Requirement: The complete listing should be restated exactly.

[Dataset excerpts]
* * * *

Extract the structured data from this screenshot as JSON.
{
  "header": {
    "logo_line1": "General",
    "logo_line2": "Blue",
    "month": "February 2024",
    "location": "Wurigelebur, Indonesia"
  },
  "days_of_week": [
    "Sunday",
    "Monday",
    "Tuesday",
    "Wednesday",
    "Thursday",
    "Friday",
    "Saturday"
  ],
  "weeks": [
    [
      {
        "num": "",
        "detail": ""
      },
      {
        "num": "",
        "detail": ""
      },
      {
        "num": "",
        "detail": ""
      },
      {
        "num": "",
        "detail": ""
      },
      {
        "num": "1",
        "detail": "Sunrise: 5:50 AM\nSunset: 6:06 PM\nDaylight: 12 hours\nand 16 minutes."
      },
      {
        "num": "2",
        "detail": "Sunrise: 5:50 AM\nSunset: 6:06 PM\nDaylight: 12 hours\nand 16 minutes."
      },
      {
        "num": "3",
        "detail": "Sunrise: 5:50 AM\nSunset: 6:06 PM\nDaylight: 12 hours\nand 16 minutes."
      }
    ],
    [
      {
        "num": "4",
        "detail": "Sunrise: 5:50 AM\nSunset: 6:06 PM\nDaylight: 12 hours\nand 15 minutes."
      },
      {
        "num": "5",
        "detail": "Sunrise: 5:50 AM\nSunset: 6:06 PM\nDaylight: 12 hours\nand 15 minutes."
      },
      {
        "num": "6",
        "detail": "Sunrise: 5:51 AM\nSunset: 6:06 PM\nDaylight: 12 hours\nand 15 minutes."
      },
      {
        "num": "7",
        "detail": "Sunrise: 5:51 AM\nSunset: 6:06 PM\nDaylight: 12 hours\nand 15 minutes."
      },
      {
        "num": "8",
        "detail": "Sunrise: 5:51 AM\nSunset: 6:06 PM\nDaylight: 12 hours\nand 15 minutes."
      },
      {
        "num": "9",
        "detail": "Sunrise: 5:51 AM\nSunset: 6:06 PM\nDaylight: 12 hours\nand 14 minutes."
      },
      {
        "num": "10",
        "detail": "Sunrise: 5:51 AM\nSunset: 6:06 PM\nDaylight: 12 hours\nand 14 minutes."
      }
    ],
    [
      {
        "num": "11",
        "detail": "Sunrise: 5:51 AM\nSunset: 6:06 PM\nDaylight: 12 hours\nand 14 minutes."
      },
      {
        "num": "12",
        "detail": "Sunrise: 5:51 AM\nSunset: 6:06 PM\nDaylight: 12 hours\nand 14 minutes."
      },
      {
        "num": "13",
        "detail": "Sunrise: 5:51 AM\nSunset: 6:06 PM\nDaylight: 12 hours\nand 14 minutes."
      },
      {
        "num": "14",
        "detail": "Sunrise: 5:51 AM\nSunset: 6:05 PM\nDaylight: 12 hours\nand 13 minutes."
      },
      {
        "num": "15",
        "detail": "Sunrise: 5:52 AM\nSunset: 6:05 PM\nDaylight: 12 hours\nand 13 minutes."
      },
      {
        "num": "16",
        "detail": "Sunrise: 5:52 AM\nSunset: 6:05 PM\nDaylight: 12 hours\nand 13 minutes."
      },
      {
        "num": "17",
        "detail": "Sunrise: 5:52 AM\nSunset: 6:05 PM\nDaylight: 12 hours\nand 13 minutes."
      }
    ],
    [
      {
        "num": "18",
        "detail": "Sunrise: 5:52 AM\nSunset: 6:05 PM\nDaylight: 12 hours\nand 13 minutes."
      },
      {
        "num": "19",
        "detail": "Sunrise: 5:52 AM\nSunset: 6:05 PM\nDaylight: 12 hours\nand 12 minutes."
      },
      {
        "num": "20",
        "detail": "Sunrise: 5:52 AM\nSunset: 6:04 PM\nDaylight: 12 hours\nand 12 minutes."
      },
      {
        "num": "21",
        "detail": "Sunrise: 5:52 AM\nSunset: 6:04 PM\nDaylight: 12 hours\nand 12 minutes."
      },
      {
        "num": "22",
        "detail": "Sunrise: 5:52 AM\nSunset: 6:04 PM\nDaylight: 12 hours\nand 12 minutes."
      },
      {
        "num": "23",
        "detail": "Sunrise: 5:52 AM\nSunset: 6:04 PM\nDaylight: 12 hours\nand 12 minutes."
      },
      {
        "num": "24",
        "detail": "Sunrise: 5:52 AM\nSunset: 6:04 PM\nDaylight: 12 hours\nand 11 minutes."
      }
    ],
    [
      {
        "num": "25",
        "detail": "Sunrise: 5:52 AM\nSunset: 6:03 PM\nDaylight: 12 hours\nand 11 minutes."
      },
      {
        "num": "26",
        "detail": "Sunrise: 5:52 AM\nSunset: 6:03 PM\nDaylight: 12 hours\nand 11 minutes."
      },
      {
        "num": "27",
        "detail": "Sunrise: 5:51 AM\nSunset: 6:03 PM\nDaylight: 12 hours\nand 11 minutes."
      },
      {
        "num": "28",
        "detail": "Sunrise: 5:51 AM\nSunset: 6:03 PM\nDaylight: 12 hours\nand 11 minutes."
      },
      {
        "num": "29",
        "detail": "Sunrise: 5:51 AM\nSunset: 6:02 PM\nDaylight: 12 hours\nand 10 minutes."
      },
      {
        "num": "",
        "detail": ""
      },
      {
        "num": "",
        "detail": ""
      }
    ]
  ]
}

* * * *

Exercise response:
Extract the structured data from this screenshot as JSON.
{
  "header": {
    "logo_line1": "General",
    "logo_line2": "Blue",
    "month": "February 2024",
    "location": "Wurigelebur, Indonesia"
  },
  "days_of_week": [
    "Sunday",
    "Monday",
    "Tuesday",
    "Wednesday",
    "Thursday",
    "Friday",
    "Saturday"
  ],
  "weeks": [
    [
      {
        "num": "",
        "detail": ""
      },
      {
        "num": "",
        "detail": ""
      },
      {
        "num": "",
        "detail": ""
      },
      {
        "num": "",
        "detail": ""
      },
      {
        "num": "1",
        "detail": "Sunrise: 5:50 AM\nSunset: 6:06 PM\nDaylight: 12 hours\nand 16 minutes."
      },
      {
        "num": "2",
        "detail": "Sunrise: 5:50 AM\nSunset: 6:06 PM\nDaylight: 12 hours\nand 16 minutes."
      },
      {
        "num": "3",
        "detail": "Sunrise: 5:50 AM\nSunset: 6:06 PM\nDaylight: 12 hours\nand 16 minutes."
      }
    ],
    [
      {
        "num": "4",
        "detail": "Sunrise: 5:50 AM\nSunset: 6:06 PM\nDaylight: 12 hours\nand 15 minutes."
      },
      {
        "num": "5",
        "detail": "Sunrise: 5:50 AM\nSunset: 6:06 PM\nDaylight: 12 hours\nand 15 minutes."
      },
      {
        "num": "6",
        "detail": "Sunrise: 5:51 AM\nSunset: 6:06 PM\nDaylight: 12 hours\nand 15 minutes."
      },
      {
        "num": "7",
        "detail": "Sunrise: 5:51 AM\nSunset: 6:06 PM\nDaylight: 12 hours\nand 15 minutes."
      },
      {
        "num": "8",
        "detail": "Sunrise: 5:51 AM\nSunset: 6:06 PM\nDaylight: 12 hours\nand 15 minutes."
      },
      {
        "num": "9",
        "detail": "Sunrise: 5:51 AM\nSunset: 6:06 PM\nDaylight: 12 hours\nand 14 minutes."
      },
      {
        "num": "10",
        "detail": "Sunrise: 5:51 AM\nSunset: 6:06 PM\nDaylight: 12 hours\nand 14 minutes."
      }
    ],
    [
      {
        "num": "11",
        "detail": "Sunrise: 5:51 AM\nSunset: 6:06 PM\nDaylight: 12 hours\nand 14 minutes."
      },
      {
        "num": "12",
        "detail": "Sunrise: 5:51 AM\nSunset: 6:06 PM\nDaylight: 12 hours\nand 14 minutes."
      },
      {
        "num": "13",
        "detail": "Sunrise: 5:51 AM\nSunset: 6:06 PM\nDaylight: 12 hours\nand 14 minutes."
      },
      {
        "num": "14",
        "detail": "Sunrise: 5:51 AM\nSunset: 6:05 PM\nDaylight: 12 hours\nand 13 minutes."
      },
      {
        "num": "15",
        "detail": "Sunrise: 5:52 AM\nSunset: 6:05 PM\nDaylight: 12 hours\nand 13 minutes."
      },
      {
        "num": "16",
        "detail": "Sunrise: 5:52 AM\nSunset: 6:05 PM\nDaylight: 12 hours\nand 13 minutes."
      },
      {
        "num": "17",
        "detail": "Sunrise: 5:52 AM\nSunset: 6:05 PM\nDaylight: 12 hours\nand 13 minutes."
      }
    ],
    [
      {
        "num": "18",
        "detail": "Sunrise: 5:52 AM\nSunset: 6:05 PM\nDaylight: 12 hours\nand 13 minutes."
      },
      {
        "num": "19",
        "detail": "Sunrise: 5:52 AM\nSunset: 6:05 PM\nDaylight: 12 hours\nand 12 minutes."
      },
      {
        "num": "20",
        "detail": "Sunrise: 5:52 AM\nSunset: 6:04 PM\nDaylight: 12 hours\nand 12 minutes."
      },
      {
        "num": "21",
        "detail": "Sunrise: 5:52 AM\nSunset: 6:04 PM\nDaylight: 12 hours\nand 12 minutes."
      },
      {
        "num": "22",
        "detail": "Sunrise: 5:52 AM\nSunset: 6:04 PM\nDaylight: 12 hours\nand 12 minutes."
      },
      {
        "num": "23",
        "detail": "Sunrise: 5:52 AM\nSunset: 6:04 PM\nDaylight: 12 hours\nand 12 minutes."
      },
      {
        "num": "24",
        "detail": "Sunrise: 5:52 AM\nSunset: 6:04 PM\nDaylight: 12 hours\nand 11 minutes."
      }
    ],
    [
      {
        "num": "25",
        "detail": "Sunrise: 5:52 AM\nSunset: 6:03 PM\nDaylight: 12 hours\nand 11 minutes."
      },
      {
        "num": "26",
        "detail": "Sunrise: 5:52 AM\nSunset: 6:03 PM\nDaylight: 12 hours\nand 11 minutes."
      },
      {
        "num": "27",
        "detail": "Sunrise: 5:51 AM\nSunset: 6:03 PM\nDaylight: 12 hours\nand 11 minutes."
      },
      {
        "num": "28",
        "detail": "Sunrise: 5:51 AM\nSunset: 6:03 PM\nDaylight: 12 hours\nand 11 minutes."
      },
      {
        "num": "29",
        "detail": "Sunrise: 5:51 AM\nSunset: 6:02 PM\nDaylight: 12 hours\nand 10 minutes."
      },
      {
        "num": "",
        "detail": ""
      },
      {
        "num": "",
        "detail": ""
      }
    ]
  ]
}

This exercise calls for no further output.